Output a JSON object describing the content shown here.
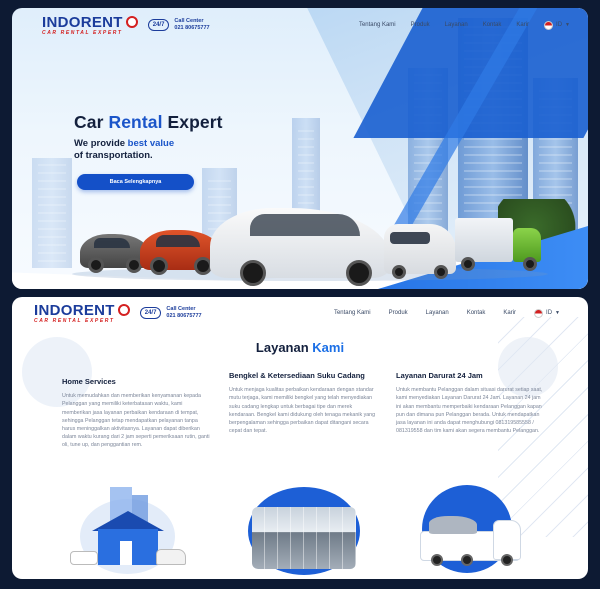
{
  "header": {
    "logo": "INDORENT",
    "tagline": "CAR RENTAL EXPERT",
    "badge_247": "24/7",
    "call_label": "Call Center",
    "call_number": "021 80675777"
  },
  "nav": {
    "items": [
      "Tentang Kami",
      "Produk",
      "Layanan",
      "Kontak",
      "Karir"
    ],
    "language": "ID"
  },
  "hero": {
    "title_pre": "Car ",
    "title_accent": "Rental",
    "title_post": " Expert",
    "sub_pre": "We provide ",
    "sub_accent": "best value",
    "sub_line2": "of transportation.",
    "cta_label": "Baca Selengkapnya"
  },
  "services": {
    "title_pre": "Layanan ",
    "title_accent": "Kami",
    "items": [
      {
        "title": "Home Services",
        "text": "Untuk memudahkan dan memberikan kenyamanan kepada Pelanggan yang memiliki keterbatasan waktu, kami memberikan jasa layanan perbaikan kendaraan di tempat, sehingga Pelanggan tetap mendapatkan pelayanan tanpa harus meninggalkan aktivitasnya. Layanan dapat diberikan dalam waktu kurang dari 2 jam seperti pemeriksaan rutin, ganti oli, tune up, dan penggantian rem."
      },
      {
        "title": "Bengkel & Ketersediaan Suku Cadang",
        "text": "Untuk menjaga kualitas perbaikan kendaraan dengan standar mutu terjaga, kami memiliki bengkel yang telah menyediakan suku cadang lengkap untuk berbagai tipe dan merek kendaraan. Bengkel kami didukung oleh tenaga mekanik yang berpengalaman sehingga perbaikan dapat ditangani secara cepat dan tepat."
      },
      {
        "title": "Layanan Darurat 24 Jam",
        "text": "Untuk membantu Pelanggan dalam situasi darurat setiap saat, kami menyediakan Layanan Darurat 24 Jam. Layanan 24 jam ini akan membantu memperbaiki kendaraan Pelanggan kapan pun dan dimana pun Pelanggan berada. Untuk mendapatkan jasa layanan ini anda dapat menghubungi 081319585558 / 081319558 dan tim kami akan segera membantu Pelanggan."
      }
    ]
  },
  "colors": {
    "brand_blue": "#1b3c9b",
    "accent_blue": "#1b55c9",
    "brand_red": "#d42020",
    "page_bg": "#0d1a33"
  }
}
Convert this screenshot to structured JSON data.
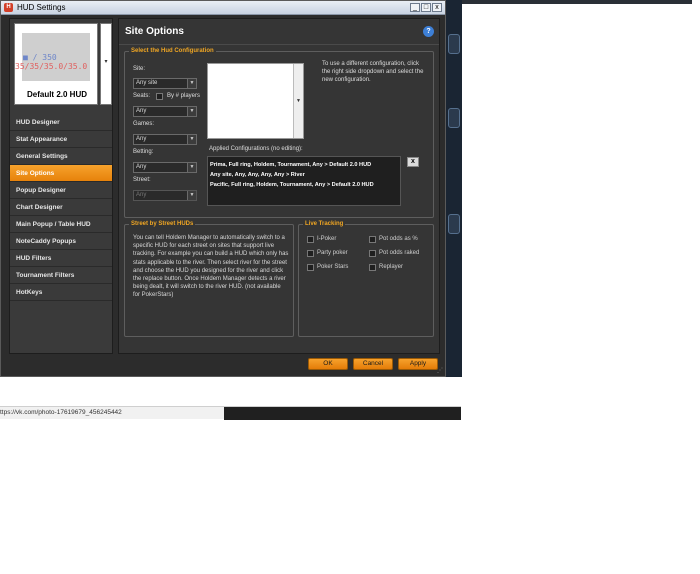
{
  "window": {
    "title": "HUD Settings",
    "app_icon": "hm-app-icon",
    "controls": [
      "_",
      "□",
      "x"
    ]
  },
  "preview": {
    "line1": "■ / 350",
    "line2": "35/35/35.0/35.0",
    "label": "Default 2.0 HUD",
    "dropdown_arrow": "▾"
  },
  "nav": {
    "items": [
      {
        "label": "HUD Designer",
        "active": false
      },
      {
        "label": "Stat Appearance",
        "active": false
      },
      {
        "label": "General Settings",
        "active": false
      },
      {
        "label": "Site Options",
        "active": true
      },
      {
        "label": "Popup Designer",
        "active": false
      },
      {
        "label": "Chart Designer",
        "active": false
      },
      {
        "label": "Main Popup / Table HUD",
        "active": false
      },
      {
        "label": "NoteCaddy Popups",
        "active": false
      },
      {
        "label": "HUD Filters",
        "active": false
      },
      {
        "label": "Tournament Filters",
        "active": false
      },
      {
        "label": "HotKeys",
        "active": false
      }
    ]
  },
  "main": {
    "title": "Site Options",
    "help_icon": "?",
    "select_group": {
      "title": "Select the Hud Configuration",
      "site_label": "Site:",
      "site_value": "Any site",
      "seats_label": "Seats:",
      "by_players_label": "By # players",
      "seats_value": "Any",
      "games_label": "Games:",
      "games_value": "Any",
      "betting_label": "Betting:",
      "betting_value": "Any",
      "street_label": "Street:",
      "street_value": "Any",
      "info_text": "To use a different configuration, click the right side dropdown and select the new configuration.",
      "applied_label": "Applied Configurations (no editing):",
      "applied_rows": [
        "Prima, Full ring, Holdem, Tournament, Any > Default 2.0 HUD",
        "Any site, Any, Any, Any, Any > River",
        "Pacific, Full ring, Holdem, Tournament, Any > Default 2.0 HUD"
      ],
      "remove_label": "x"
    },
    "street_group": {
      "title": "Street by Street HUDs",
      "text": "You can tell Holdem Manager to automatically switch to a specific HUD for each street on sites that support live tracking. For example you can build a HUD which only has stats applicable to the river. Then select river for the street and choose the HUD you designed for the river and click the replace button. Once Holdem Manager detects a river being dealt, it will switch to the river HUD. (not available for PokerStars)"
    },
    "live_group": {
      "title": "Live Tracking",
      "left_items": [
        "I-Poker",
        "Party poker",
        "Poker Stars"
      ],
      "right_items": [
        "Pot odds as %",
        "Pot odds raked",
        "Replayer"
      ]
    }
  },
  "footer": {
    "ok": "OK",
    "cancel": "Cancel",
    "apply": "Apply"
  },
  "statusbar": {
    "url": "ttps://vk.com/photo-17619679_456245442"
  }
}
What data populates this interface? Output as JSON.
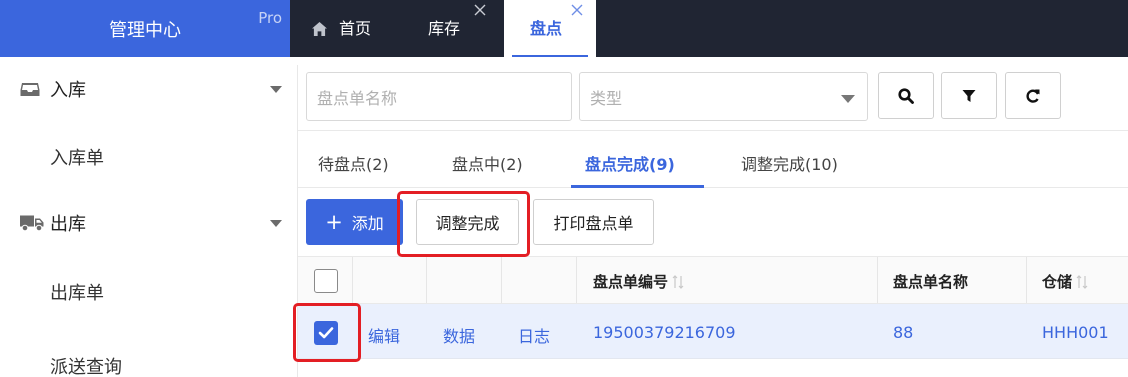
{
  "brand": {
    "title": "管理中心",
    "badge": "Pro"
  },
  "top_tabs": [
    {
      "label": "首页",
      "icon": "home-icon"
    },
    {
      "label": "库存",
      "closable": true
    },
    {
      "label": "盘点",
      "closable": true,
      "active": true
    }
  ],
  "sidebar": {
    "groups": [
      {
        "label": "入库",
        "icon": "inbox-icon",
        "items": [
          "入库单"
        ]
      },
      {
        "label": "出库",
        "icon": "truck-icon",
        "items": [
          "出库单",
          "派送查询"
        ]
      }
    ]
  },
  "search": {
    "name_placeholder": "盘点单名称",
    "type_placeholder": "类型",
    "buttons": [
      "search-icon",
      "filter-icon",
      "refresh-icon"
    ]
  },
  "status_tabs": [
    {
      "label": "待盘点(2)"
    },
    {
      "label": "盘点中(2)"
    },
    {
      "label": "盘点完成(9)",
      "active": true
    },
    {
      "label": "调整完成(10)"
    }
  ],
  "toolbar": {
    "add_label": "添加",
    "adjust_label": "调整完成",
    "print_label": "打印盘点单"
  },
  "table": {
    "columns": [
      "盘点单编号",
      "盘点单名称",
      "仓储"
    ],
    "rows": [
      {
        "checked": true,
        "actions": [
          "编辑",
          "数据",
          "日志"
        ],
        "code": "19500379216709",
        "name": "88",
        "warehouse": "HHH001"
      }
    ]
  },
  "colors": {
    "primary": "#3b66dd",
    "topbar": "#202533",
    "row_selected": "#eaf0fd",
    "highlight": "#e31e24"
  }
}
····················
§ **DIRECTION**
Make a word-for-word copy of the entries, without any pictures.

§ **EXERCISE RESULT**
Output a JSON object describing the content shown here.
{
  "header": {
    "logo": "INDORENT",
    "tagline": "CAR RENTAL EXPERT",
    "badge_247": "24/7",
    "call_label": "Call Center",
    "call_number": "021 80675777"
  },
  "nav": {
    "items": [
      "Tentang Kami",
      "Produk",
      "Layanan",
      "Kontak",
      "Karir"
    ],
    "language": "ID"
  },
  "hero": {
    "title_pre": "Car ",
    "title_accent": "Rental",
    "title_post": " Expert",
    "sub_pre": "We provide ",
    "sub_accent": "best value",
    "sub_line2": "of transportation.",
    "cta_label": "Baca Selengkapnya"
  },
  "services": {
    "title_pre": "Layanan ",
    "title_accent": "Kami",
    "items": [
      {
        "title": "Home Services",
        "text": "Untuk memudahkan dan memberikan kenyamanan kepada Pelanggan yang memiliki keterbatasan waktu, kami memberikan jasa layanan perbaikan kendaraan di tempat, sehingga Pelanggan tetap mendapatkan pelayanan tanpa harus meninggalkan aktivitasnya. Layanan dapat diberikan dalam waktu kurang dari 2 jam seperti pemeriksaan rutin, ganti oli, tune up, dan penggantian rem."
      },
      {
        "title": "Bengkel & Ketersediaan Suku Cadang",
        "text": "Untuk menjaga kualitas perbaikan kendaraan dengan standar mutu terjaga, kami memiliki bengkel yang telah menyediakan suku cadang lengkap untuk berbagai tipe dan merek kendaraan. Bengkel kami didukung oleh tenaga mekanik yang berpengalaman sehingga perbaikan dapat ditangani secara cepat dan tepat."
      },
      {
        "title": "Layanan Darurat 24 Jam",
        "text": "Untuk membantu Pelanggan dalam situasi darurat setiap saat, kami menyediakan Layanan Darurat 24 Jam. Layanan 24 jam ini akan membantu memperbaiki kendaraan Pelanggan kapan pun dan dimana pun Pelanggan berada. Untuk mendapatkan jasa layanan ini anda dapat menghubungi 081319585558 / 081319558 dan tim kami akan segera membantu Pelanggan."
      }
    ]
  },
  "colors": {
    "brand_blue": "#1b3c9b",
    "accent_blue": "#1b55c9",
    "brand_red": "#d42020",
    "page_bg": "#0d1a33"
  }
}
Convert this screenshot to structured JSON data.
{
  "window": {
    "title": "HUD Settings",
    "app_icon": "hm-app-icon",
    "controls": [
      "_",
      "□",
      "x"
    ]
  },
  "preview": {
    "line1": "■ / 350",
    "line2": "35/35/35.0/35.0",
    "label": "Default 2.0 HUD",
    "dropdown_arrow": "▾"
  },
  "nav": {
    "items": [
      {
        "label": "HUD Designer",
        "active": false
      },
      {
        "label": "Stat Appearance",
        "active": false
      },
      {
        "label": "General Settings",
        "active": false
      },
      {
        "label": "Site Options",
        "active": true
      },
      {
        "label": "Popup Designer",
        "active": false
      },
      {
        "label": "Chart Designer",
        "active": false
      },
      {
        "label": "Main Popup / Table HUD",
        "active": false
      },
      {
        "label": "NoteCaddy Popups",
        "active": false
      },
      {
        "label": "HUD Filters",
        "active": false
      },
      {
        "label": "Tournament Filters",
        "active": false
      },
      {
        "label": "HotKeys",
        "active": false
      }
    ]
  },
  "main": {
    "title": "Site Options",
    "help_icon": "?",
    "select_group": {
      "title": "Select the Hud Configuration",
      "site_label": "Site:",
      "site_value": "Any site",
      "seats_label": "Seats:",
      "by_players_label": "By # players",
      "seats_value": "Any",
      "games_label": "Games:",
      "games_value": "Any",
      "betting_label": "Betting:",
      "betting_value": "Any",
      "street_label": "Street:",
      "street_value": "Any",
      "info_text": "To use a different configuration, click the right side dropdown and select the new configuration.",
      "applied_label": "Applied Configurations (no editing):",
      "applied_rows": [
        "Prima, Full ring, Holdem, Tournament, Any > Default 2.0 HUD",
        "Any site, Any, Any, Any, Any > River",
        "Pacific, Full ring, Holdem, Tournament, Any > Default 2.0 HUD"
      ],
      "remove_label": "x"
    },
    "street_group": {
      "title": "Street by Street HUDs",
      "text": "You can tell Holdem Manager to automatically switch to a specific HUD for each street on sites that support live tracking. For example you can build a HUD which only has stats applicable to the river. Then select river for the street and choose the HUD you designed for the river and click the replace button. Once Holdem Manager detects a river being dealt, it will switch to the river HUD. (not available for PokerStars)"
    },
    "live_group": {
      "title": "Live Tracking",
      "left_items": [
        "I-Poker",
        "Party poker",
        "Poker Stars"
      ],
      "right_items": [
        "Pot odds as %",
        "Pot odds raked",
        "Replayer"
      ]
    }
  },
  "footer": {
    "ok": "OK",
    "cancel": "Cancel",
    "apply": "Apply"
  },
  "statusbar": {
    "url": "ttps://vk.com/photo-17619679_456245442"
  }
}
What data populates this interface? Output as JSON.
{
  "brand": {
    "title": "管理中心",
    "badge": "Pro"
  },
  "top_tabs": [
    {
      "label": "首页",
      "icon": "home-icon"
    },
    {
      "label": "库存",
      "closable": true
    },
    {
      "label": "盘点",
      "closable": true,
      "active": true
    }
  ],
  "sidebar": {
    "groups": [
      {
        "label": "入库",
        "icon": "inbox-icon",
        "items": [
          "入库单"
        ]
      },
      {
        "label": "出库",
        "icon": "truck-icon",
        "items": [
          "出库单",
          "派送查询"
        ]
      }
    ]
  },
  "search": {
    "name_placeholder": "盘点单名称",
    "type_placeholder": "类型",
    "buttons": [
      "search-icon",
      "filter-icon",
      "refresh-icon"
    ]
  },
  "status_tabs": [
    {
      "label": "待盘点(2)"
    },
    {
      "label": "盘点中(2)"
    },
    {
      "label": "盘点完成(9)",
      "active": true
    },
    {
      "label": "调整完成(10)"
    }
  ],
  "toolbar": {
    "add_label": "添加",
    "adjust_label": "调整完成",
    "print_label": "打印盘点单"
  },
  "table": {
    "columns": [
      "盘点单编号",
      "盘点单名称",
      "仓储"
    ],
    "rows": [
      {
        "checked": true,
        "actions": [
          "编辑",
          "数据",
          "日志"
        ],
        "code": "19500379216709",
        "name": "88",
        "warehouse": "HHH001"
      }
    ]
  },
  "colors": {
    "primary": "#3b66dd",
    "topbar": "#202533",
    "row_selected": "#eaf0fd",
    "highlight": "#e31e24"
  }
}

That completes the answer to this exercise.